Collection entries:
━━━━━━━━━━━━━━━━━━━━
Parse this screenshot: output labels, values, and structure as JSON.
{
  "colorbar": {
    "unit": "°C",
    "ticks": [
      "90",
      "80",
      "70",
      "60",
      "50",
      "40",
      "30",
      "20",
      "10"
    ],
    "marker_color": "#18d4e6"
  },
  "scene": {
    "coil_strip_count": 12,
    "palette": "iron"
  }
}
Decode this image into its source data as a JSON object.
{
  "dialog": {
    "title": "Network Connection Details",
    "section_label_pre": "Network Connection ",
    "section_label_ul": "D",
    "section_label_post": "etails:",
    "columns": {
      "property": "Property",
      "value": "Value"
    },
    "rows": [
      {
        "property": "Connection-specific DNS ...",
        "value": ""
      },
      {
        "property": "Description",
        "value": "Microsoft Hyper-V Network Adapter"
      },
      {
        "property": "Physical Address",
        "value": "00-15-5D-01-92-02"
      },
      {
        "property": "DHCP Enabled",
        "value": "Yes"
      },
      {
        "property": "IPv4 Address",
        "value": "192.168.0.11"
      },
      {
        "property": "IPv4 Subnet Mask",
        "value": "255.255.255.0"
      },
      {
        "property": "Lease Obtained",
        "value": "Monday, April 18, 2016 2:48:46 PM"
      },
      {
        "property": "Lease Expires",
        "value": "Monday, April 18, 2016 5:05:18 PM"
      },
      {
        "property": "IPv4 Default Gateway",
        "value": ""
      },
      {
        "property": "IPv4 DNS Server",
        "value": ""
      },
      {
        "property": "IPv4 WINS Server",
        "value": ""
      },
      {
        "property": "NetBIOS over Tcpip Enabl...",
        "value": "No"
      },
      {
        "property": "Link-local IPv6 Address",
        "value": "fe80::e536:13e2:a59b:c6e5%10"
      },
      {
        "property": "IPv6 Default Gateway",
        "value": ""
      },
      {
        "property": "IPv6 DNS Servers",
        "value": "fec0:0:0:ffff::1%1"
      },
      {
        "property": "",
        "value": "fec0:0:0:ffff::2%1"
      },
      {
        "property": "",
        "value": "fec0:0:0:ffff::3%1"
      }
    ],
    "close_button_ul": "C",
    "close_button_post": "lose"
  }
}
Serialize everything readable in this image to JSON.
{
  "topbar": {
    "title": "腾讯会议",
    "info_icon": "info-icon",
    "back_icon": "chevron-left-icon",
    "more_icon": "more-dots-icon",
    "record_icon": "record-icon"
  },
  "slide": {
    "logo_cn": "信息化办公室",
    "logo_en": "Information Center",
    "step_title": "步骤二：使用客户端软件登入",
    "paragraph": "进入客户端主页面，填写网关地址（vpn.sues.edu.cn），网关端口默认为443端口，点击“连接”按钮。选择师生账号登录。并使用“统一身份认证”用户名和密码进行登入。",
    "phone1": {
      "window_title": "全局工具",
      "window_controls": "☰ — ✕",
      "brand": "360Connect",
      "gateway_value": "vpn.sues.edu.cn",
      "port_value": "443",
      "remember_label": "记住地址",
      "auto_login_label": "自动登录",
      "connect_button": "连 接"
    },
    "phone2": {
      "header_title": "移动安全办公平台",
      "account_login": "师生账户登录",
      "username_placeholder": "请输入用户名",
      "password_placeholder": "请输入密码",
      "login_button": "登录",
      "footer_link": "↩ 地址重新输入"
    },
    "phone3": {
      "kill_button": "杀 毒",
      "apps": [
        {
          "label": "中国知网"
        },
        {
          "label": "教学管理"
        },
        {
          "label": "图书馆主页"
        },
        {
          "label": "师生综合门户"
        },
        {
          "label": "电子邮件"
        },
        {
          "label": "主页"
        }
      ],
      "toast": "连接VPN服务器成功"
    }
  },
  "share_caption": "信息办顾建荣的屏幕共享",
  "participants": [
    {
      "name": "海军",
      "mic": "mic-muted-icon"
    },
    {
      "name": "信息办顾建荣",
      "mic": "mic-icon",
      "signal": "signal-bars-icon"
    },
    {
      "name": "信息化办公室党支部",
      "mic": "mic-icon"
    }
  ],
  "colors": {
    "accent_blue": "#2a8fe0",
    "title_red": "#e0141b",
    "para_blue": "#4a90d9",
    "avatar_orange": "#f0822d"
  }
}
━━━━━━━━━━━━━━━━━━━━
Repeat each record in full; every line must match exactly.

### Solution
Parse this screenshot: output labels, values, and structure as JSON.
{
  "colorbar": {
    "unit": "°C",
    "ticks": [
      "90",
      "80",
      "70",
      "60",
      "50",
      "40",
      "30",
      "20",
      "10"
    ],
    "marker_color": "#18d4e6"
  },
  "scene": {
    "coil_strip_count": 12,
    "palette": "iron"
  }
}
Decode this image into its source data as a JSON object.
{
  "dialog": {
    "title": "Network Connection Details",
    "section_label_pre": "Network Connection ",
    "section_label_ul": "D",
    "section_label_post": "etails:",
    "columns": {
      "property": "Property",
      "value": "Value"
    },
    "rows": [
      {
        "property": "Connection-specific DNS ...",
        "value": ""
      },
      {
        "property": "Description",
        "value": "Microsoft Hyper-V Network Adapter"
      },
      {
        "property": "Physical Address",
        "value": "00-15-5D-01-92-02"
      },
      {
        "property": "DHCP Enabled",
        "value": "Yes"
      },
      {
        "property": "IPv4 Address",
        "value": "192.168.0.11"
      },
      {
        "property": "IPv4 Subnet Mask",
        "value": "255.255.255.0"
      },
      {
        "property": "Lease Obtained",
        "value": "Monday, April 18, 2016 2:48:46 PM"
      },
      {
        "property": "Lease Expires",
        "value": "Monday, April 18, 2016 5:05:18 PM"
      },
      {
        "property": "IPv4 Default Gateway",
        "value": ""
      },
      {
        "property": "IPv4 DNS Server",
        "value": ""
      },
      {
        "property": "IPv4 WINS Server",
        "value": ""
      },
      {
        "property": "NetBIOS over Tcpip Enabl...",
        "value": "No"
      },
      {
        "property": "Link-local IPv6 Address",
        "value": "fe80::e536:13e2:a59b:c6e5%10"
      },
      {
        "property": "IPv6 Default Gateway",
        "value": ""
      },
      {
        "property": "IPv6 DNS Servers",
        "value": "fec0:0:0:ffff::1%1"
      },
      {
        "property": "",
        "value": "fec0:0:0:ffff::2%1"
      },
      {
        "property": "",
        "value": "fec0:0:0:ffff::3%1"
      }
    ],
    "close_button_ul": "C",
    "close_button_post": "lose"
  }
}
Serialize everything readable in this image to JSON.
{
  "topbar": {
    "title": "腾讯会议",
    "info_icon": "info-icon",
    "back_icon": "chevron-left-icon",
    "more_icon": "more-dots-icon",
    "record_icon": "record-icon"
  },
  "slide": {
    "logo_cn": "信息化办公室",
    "logo_en": "Information Center",
    "step_title": "步骤二：使用客户端软件登入",
    "paragraph": "进入客户端主页面，填写网关地址（vpn.sues.edu.cn），网关端口默认为443端口，点击“连接”按钮。选择师生账号登录。并使用“统一身份认证”用户名和密码进行登入。",
    "phone1": {
      "window_title": "全局工具",
      "window_controls": "☰ — ✕",
      "brand": "360Connect",
      "gateway_value": "vpn.sues.edu.cn",
      "port_value": "443",
      "remember_label": "记住地址",
      "auto_login_label": "自动登录",
      "connect_button": "连 接"
    },
    "phone2": {
      "header_title": "移动安全办公平台",
      "account_login": "师生账户登录",
      "username_placeholder": "请输入用户名",
      "password_placeholder": "请输入密码",
      "login_button": "登录",
      "footer_link": "↩ 地址重新输入"
    },
    "phone3": {
      "kill_button": "杀 毒",
      "apps": [
        {
          "label": "中国知网"
        },
        {
          "label": "教学管理"
        },
        {
          "label": "图书馆主页"
        },
        {
          "label": "师生综合门户"
        },
        {
          "label": "电子邮件"
        },
        {
          "label": "主页"
        }
      ],
      "toast": "连接VPN服务器成功"
    }
  },
  "share_caption": "信息办顾建荣的屏幕共享",
  "participants": [
    {
      "name": "海军",
      "mic": "mic-muted-icon"
    },
    {
      "name": "信息办顾建荣",
      "mic": "mic-icon",
      "signal": "signal-bars-icon"
    },
    {
      "name": "信息化办公室党支部",
      "mic": "mic-icon"
    }
  ],
  "colors": {
    "accent_blue": "#2a8fe0",
    "title_red": "#e0141b",
    "para_blue": "#4a90d9",
    "avatar_orange": "#f0822d"
  }
}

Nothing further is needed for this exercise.